(Dataset items)

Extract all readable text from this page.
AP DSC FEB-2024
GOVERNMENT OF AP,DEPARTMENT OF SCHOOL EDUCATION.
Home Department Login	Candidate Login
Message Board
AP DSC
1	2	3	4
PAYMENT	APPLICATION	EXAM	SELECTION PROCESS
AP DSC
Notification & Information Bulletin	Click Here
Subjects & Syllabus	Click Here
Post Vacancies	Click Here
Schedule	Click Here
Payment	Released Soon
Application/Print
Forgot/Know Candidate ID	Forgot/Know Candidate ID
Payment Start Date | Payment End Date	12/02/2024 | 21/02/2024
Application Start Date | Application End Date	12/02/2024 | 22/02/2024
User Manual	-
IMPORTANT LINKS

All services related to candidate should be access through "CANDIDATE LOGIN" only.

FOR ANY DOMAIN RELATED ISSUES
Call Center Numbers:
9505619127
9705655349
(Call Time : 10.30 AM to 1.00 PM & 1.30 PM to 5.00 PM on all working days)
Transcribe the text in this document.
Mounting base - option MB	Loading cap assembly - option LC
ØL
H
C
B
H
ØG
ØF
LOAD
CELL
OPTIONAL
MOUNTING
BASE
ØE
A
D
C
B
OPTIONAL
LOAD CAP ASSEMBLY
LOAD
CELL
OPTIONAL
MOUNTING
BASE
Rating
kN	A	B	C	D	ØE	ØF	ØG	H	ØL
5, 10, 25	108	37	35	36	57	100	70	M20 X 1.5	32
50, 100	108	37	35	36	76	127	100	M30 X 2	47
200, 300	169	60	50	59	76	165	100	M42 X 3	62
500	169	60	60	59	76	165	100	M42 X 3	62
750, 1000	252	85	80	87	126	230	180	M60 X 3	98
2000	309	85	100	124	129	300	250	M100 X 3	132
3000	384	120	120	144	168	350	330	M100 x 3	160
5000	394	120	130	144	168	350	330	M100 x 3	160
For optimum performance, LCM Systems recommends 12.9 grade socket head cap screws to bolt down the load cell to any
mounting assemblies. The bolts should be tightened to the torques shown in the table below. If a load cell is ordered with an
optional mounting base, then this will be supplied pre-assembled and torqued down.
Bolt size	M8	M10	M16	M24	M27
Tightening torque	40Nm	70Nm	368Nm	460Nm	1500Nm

=== What needs to be done ===
Using the data above, output each line exactly.

=== Exercise result ===
Extract all readable text from this page.
AP DSC FEB-2024
GOVERNMENT OF AP,DEPARTMENT OF SCHOOL EDUCATION.
Home Department Login	Candidate Login
Message Board
AP DSC
1	2	3	4
PAYMENT	APPLICATION	EXAM	SELECTION PROCESS
AP DSC
Notification & Information Bulletin	Click Here
Subjects & Syllabus	Click Here
Post Vacancies	Click Here
Schedule	Click Here
Payment	Released Soon
Application/Print
Forgot/Know Candidate ID	Forgot/Know Candidate ID
Payment Start Date | Payment End Date	12/02/2024 | 21/02/2024
Application Start Date | Application End Date	12/02/2024 | 22/02/2024
User Manual	-
IMPORTANT LINKS

All services related to candidate should be access through "CANDIDATE LOGIN" only.

FOR ANY DOMAIN RELATED ISSUES
Call Center Numbers:
9505619127
9705655349
(Call Time : 10.30 AM to 1.00 PM & 1.30 PM to 5.00 PM on all working days)
Transcribe the text in this document.
Mounting base - option MB	Loading cap assembly - option LC
ØL
H
C
B
H
ØG
ØF
LOAD
CELL
OPTIONAL
MOUNTING
BASE
ØE
A
D
C
B
OPTIONAL
LOAD CAP ASSEMBLY
LOAD
CELL
OPTIONAL
MOUNTING
BASE
Rating
kN	A	B	C	D	ØE	ØF	ØG	H	ØL
5, 10, 25	108	37	35	36	57	100	70	M20 X 1.5	32
50, 100	108	37	35	36	76	127	100	M30 X 2	47
200, 300	169	60	50	59	76	165	100	M42 X 3	62
500	169	60	60	59	76	165	100	M42 X 3	62
750, 1000	252	85	80	87	126	230	180	M60 X 3	98
2000	309	85	100	124	129	300	250	M100 X 3	132
3000	384	120	120	144	168	350	330	M100 x 3	160
5000	394	120	130	144	168	350	330	M100 x 3	160
For optimum performance, LCM Systems recommends 12.9 grade socket head cap screws to bolt down the load cell to any
mounting assemblies. The bolts should be tightened to the torques shown in the table below. If a load cell is ordered with an
optional mounting base, then this will be supplied pre-assembled and torqued down.
Bolt size	M8	M10	M16	M24	M27
Tightening torque	40Nm	70Nm	368Nm	460Nm	1500Nm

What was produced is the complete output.